• [Task]
Look through the data below and report how many lines include "Occlusion". Only the number should be given.
>> START Material shown
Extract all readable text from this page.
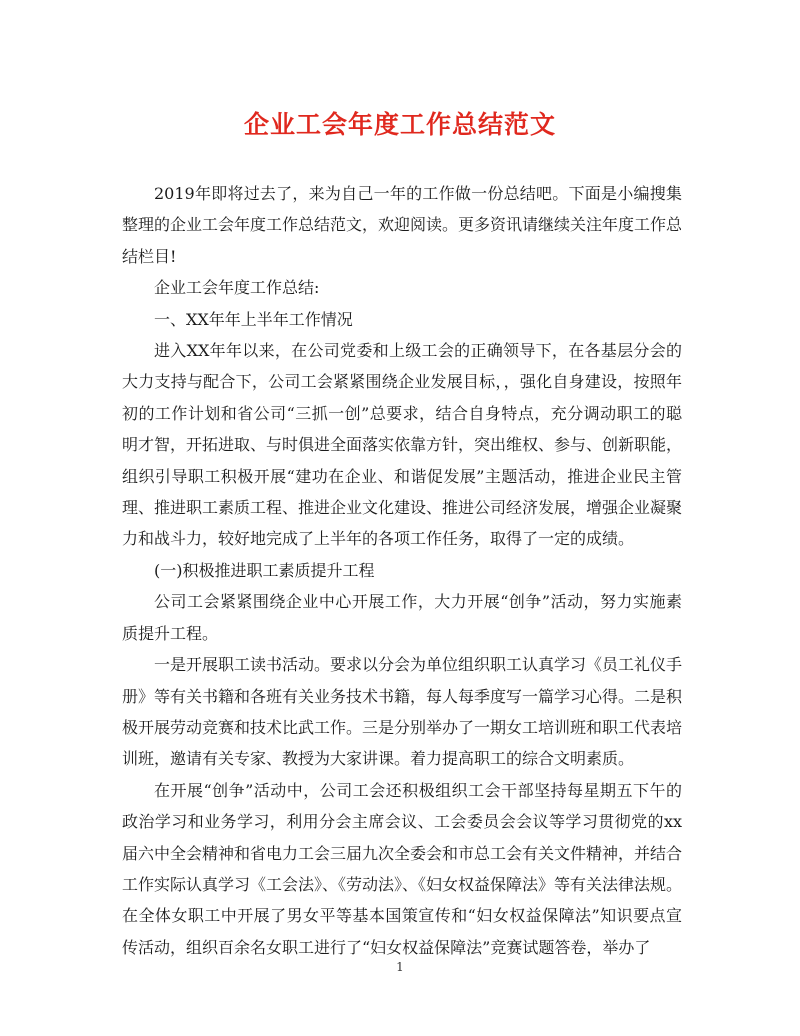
企业工会年度工作总结范文

2019年即将过去了，来为自己一年的工作做一份总结吧。下面是小编搜集整理的企业工会年度工作总结范文，欢迎阅读。更多资讯请继续关注年度工作总结栏目!

企业工会年度工作总结:

一、XX年年上半年工作情况

进入XX年年以来，在公司党委和上级工会的正确领导下，在各基层分会的大力支持与配合下，公司工会紧紧围绕企业发展目标，，强化自身建设，按照年初的工作计划和省公司“三抓一创”总要求，结合自身特点，充分调动职工的聪明才智，开拓进取、与时俱进全面落实依靠方针，突出维权、参与、创新职能，组织引导职工积极开展“建功在企业、和谐促发展”主题活动，推进企业民主管理、推进职工素质工程、推进企业文化建设、推进公司经济发展，增强企业凝聚力和战斗力，较好地完成了上半年的各项工作任务，取得了一定的成绩。

(一)积极推进职工素质提升工程

公司工会紧紧围绕企业中心开展工作，大力开展“创争”活动，努力实施素质提升工程。

一是开展职工读书活动。要求以分会为单位组织职工认真学习《员工礼仪手册》等有关书籍和各班有关业务技术书籍，每人每季度写一篇学习心得。二是积极开展劳动竞赛和技术比武工作。三是分别举办了一期女工培训班和职工代表培训班，邀请有关专家、教授为大家讲课。着力提高职工的综合文明素质。

在开展“创争”活动中，公司工会还积极组织工会干部坚持每星期五下午的政治学习和业务学习，利用分会主席会议、工会委员会会议等学习贯彻党的xx届六中全会精神和省电力工会三届九次全委会和市总工会有关文件精神，并结合工作实际认真学习《工会法》、《劳动法》、《妇女权益保障法》等有关法律法规。在全体女职工中开展了男女平等基本国策宣传和“妇女权益保障法”知识要点宣传活动，组织百余名女职工进行了“妇女权益保障法”竞赛试题答卷，举办了

1
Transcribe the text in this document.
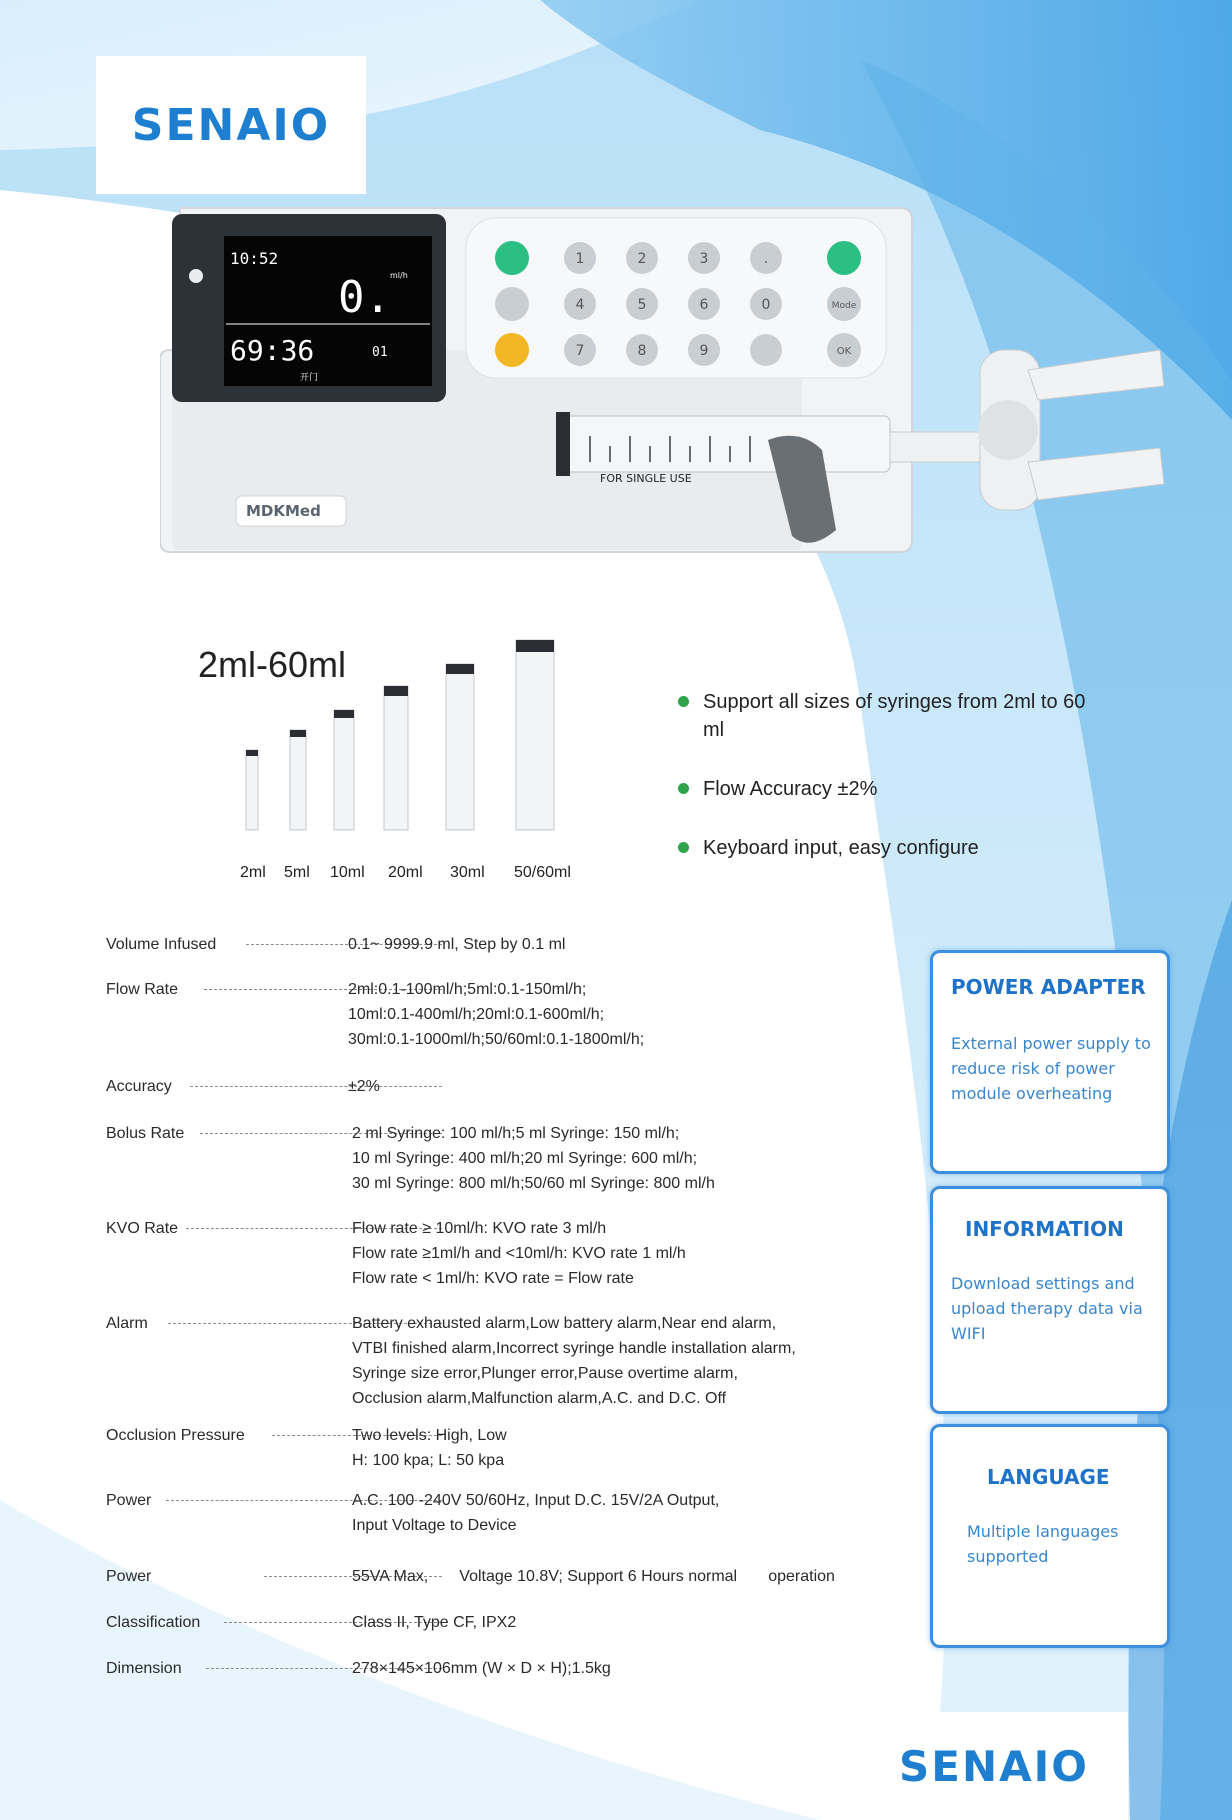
SENAIO
10:52
0. ml/h
69:36	01
开门
1	2	3	.
4	5	6	0
7	8	9
Mode
OK
FOR SINGLE USE
MDKMed
2ml-60ml
2ml 5ml 10ml 20ml 30ml 50/60ml
Support all sizes of syringes from 2ml to 60 ml
Flow Accuracy ±2%
Keyboard input, easy configure
Volume Infused	0.1~ 9999.9 ml, Step by 0.1 ml
Flow Rate	2ml:0.1-100ml/h;5ml:0.1-150ml/h;
10ml:0.1-400ml/h;20ml:0.1-600ml/h;
30ml:0.1-1000ml/h;50/60ml:0.1-1800ml/h;
Accuracy	±2%
Bolus Rate	2 ml Syringe: 100 ml/h;5 ml Syringe: 150 ml/h;
10 ml Syringe: 400 ml/h;20 ml Syringe: 600 ml/h;
30 ml Syringe: 800 ml/h;50/60 ml Syringe: 800 ml/h
KVO Rate	Flow rate ≥ 10ml/h: KVO rate 3 ml/h
Flow rate ≥1ml/h and <10ml/h: KVO rate 1 ml/h
Flow rate < 1ml/h: KVO rate = Flow rate
Alarm	Battery exhausted alarm,Low battery alarm,Near end alarm,
VTBI finished alarm,Incorrect syringe handle installation alarm,
Syringe size error,Plunger error,Pause overtime alarm,
Occlusion alarm,Malfunction alarm,A.C. and D.C. Off
Occlusion Pressure	Two levels: High, Low
H: 100 kpa; L: 50 kpa
Power	A.C. 100 -240V 50/60Hz, Input D.C. 15V/2A Output,
Input Voltage to Device
Power	55VA Max,       Voltage 10.8V; Support 6 Hours normal       operation
Classification	Class II, Type CF, IPX2
Dimension	278×145×106mm (W × D × H);1.5kg
POWER ADAPTER
External power supply to reduce risk of power module overheating
INFORMATION
Download settings and upload therapy data via WIFI
LANGUAGE
Multiple languages supported
SENAIO
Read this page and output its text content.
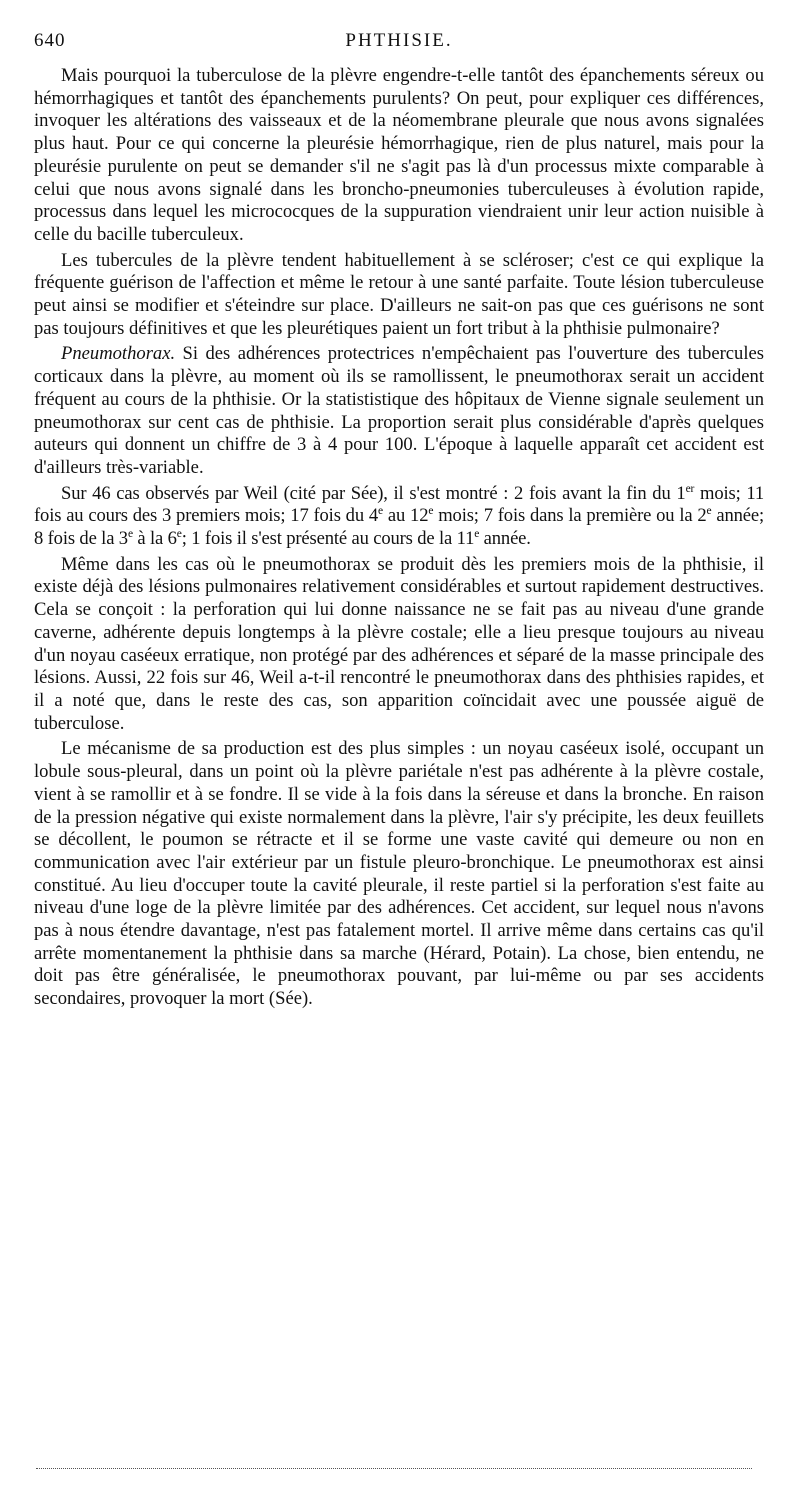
640	PHTHISIE.

Mais pourquoi la tuberculose de la plèvre engendre-t-elle tantôt des épanchements séreux ou hémorrhagiques et tantôt des épanchements purulents? On peut, pour expliquer ces différences, invoquer les altérations des vaisseaux et de la néomembrane pleurale que nous avons signalées plus haut. Pour ce qui concerne la pleurésie hémorrhagique, rien de plus naturel, mais pour la pleurésie purulente on peut se demander s'il ne s'agit pas là d'un processus mixte comparable à celui que nous avons signalé dans les broncho-pneumonies tuberculeuses à évolution rapide, processus dans lequel les micrococques de la suppuration viendraient unir leur action nuisible à celle du bacille tuberculeux.

Les tubercules de la plèvre tendent habituellement à se scléroser; c'est ce qui explique la fréquente guérison de l'affection et même le retour à une santé parfaite. Toute lésion tuberculeuse peut ainsi se modifier et s'éteindre sur place. D'ailleurs ne sait-on pas que ces guérisons ne sont pas toujours définitives et que les pleurétiques paient un fort tribut à la phthisie pulmonaire?

Pneumothorax. Si des adhérences protectrices n'empêchaient pas l'ouverture des tubercules corticaux dans la plèvre, au moment où ils se ramollissent, le pneumothorax serait un accident fréquent au cours de la phthisie. Or la statististique des hôpitaux de Vienne signale seulement un pneumothorax sur cent cas de phthisie. La proportion serait plus considérable d'après quelques auteurs qui donnent un chiffre de 3 à 4 pour 100. L'époque à laquelle apparaît cet accident est d'ailleurs très-variable.

Sur 46 cas observés par Weil (cité par Sée), il s'est montré : 2 fois avant la fin du 1er mois; 11 fois au cours des 3 premiers mois; 17 fois du 4e au 12e mois; 7 fois dans la première ou la 2e année; 8 fois de la 3e à la 6e; 1 fois il s'est présenté au cours de la 11e année.

Même dans les cas où le pneumothorax se produit dès les premiers mois de la phthisie, il existe déjà des lésions pulmonaires relativement considérables et surtout rapidement destructives. Cela se conçoit : la perforation qui lui donne naissance ne se fait pas au niveau d'une grande caverne, adhérente depuis longtemps à la plèvre costale; elle a lieu presque toujours au niveau d'un noyau caséeux erratique, non protégé par des adhérences et séparé de la masse principale des lésions. Aussi, 22 fois sur 46, Weil a-t-il rencontré le pneumothorax dans des phthisies rapides, et il a noté que, dans le reste des cas, son apparition coïncidait avec une poussée aiguë de tuberculose.

Le mécanisme de sa production est des plus simples : un noyau caséeux isolé, occupant un lobule sous-pleural, dans un point où la plèvre pariétale n'est pas adhérente à la plèvre costale, vient à se ramollir et à se fondre. Il se vide à la fois dans la séreuse et dans la bronche. En raison de la pression négative qui existe normalement dans la plèvre, l'air s'y précipite, les deux feuillets se décollent, le poumon se rétracte et il se forme une vaste cavité qui demeure ou non en communication avec l'air extérieur par un fistule pleuro-bronchique. Le pneumothorax est ainsi constitué. Au lieu d'occuper toute la cavité pleurale, il reste partiel si la perforation s'est faite au niveau d'une loge de la plèvre limitée par des adhérences. Cet accident, sur lequel nous n'avons pas à nous étendre davantage, n'est pas fatalement mortel. Il arrive même dans certains cas qu'il arrête momentanement la phthisie dans sa marche (Hérard, Potain). La chose, bien entendu, ne doit pas être généralisée, le pneumothorax pouvant, par lui-même ou par ses accidents secondaires, provoquer la mort (Sée).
>> END Material shown
• [The output]
2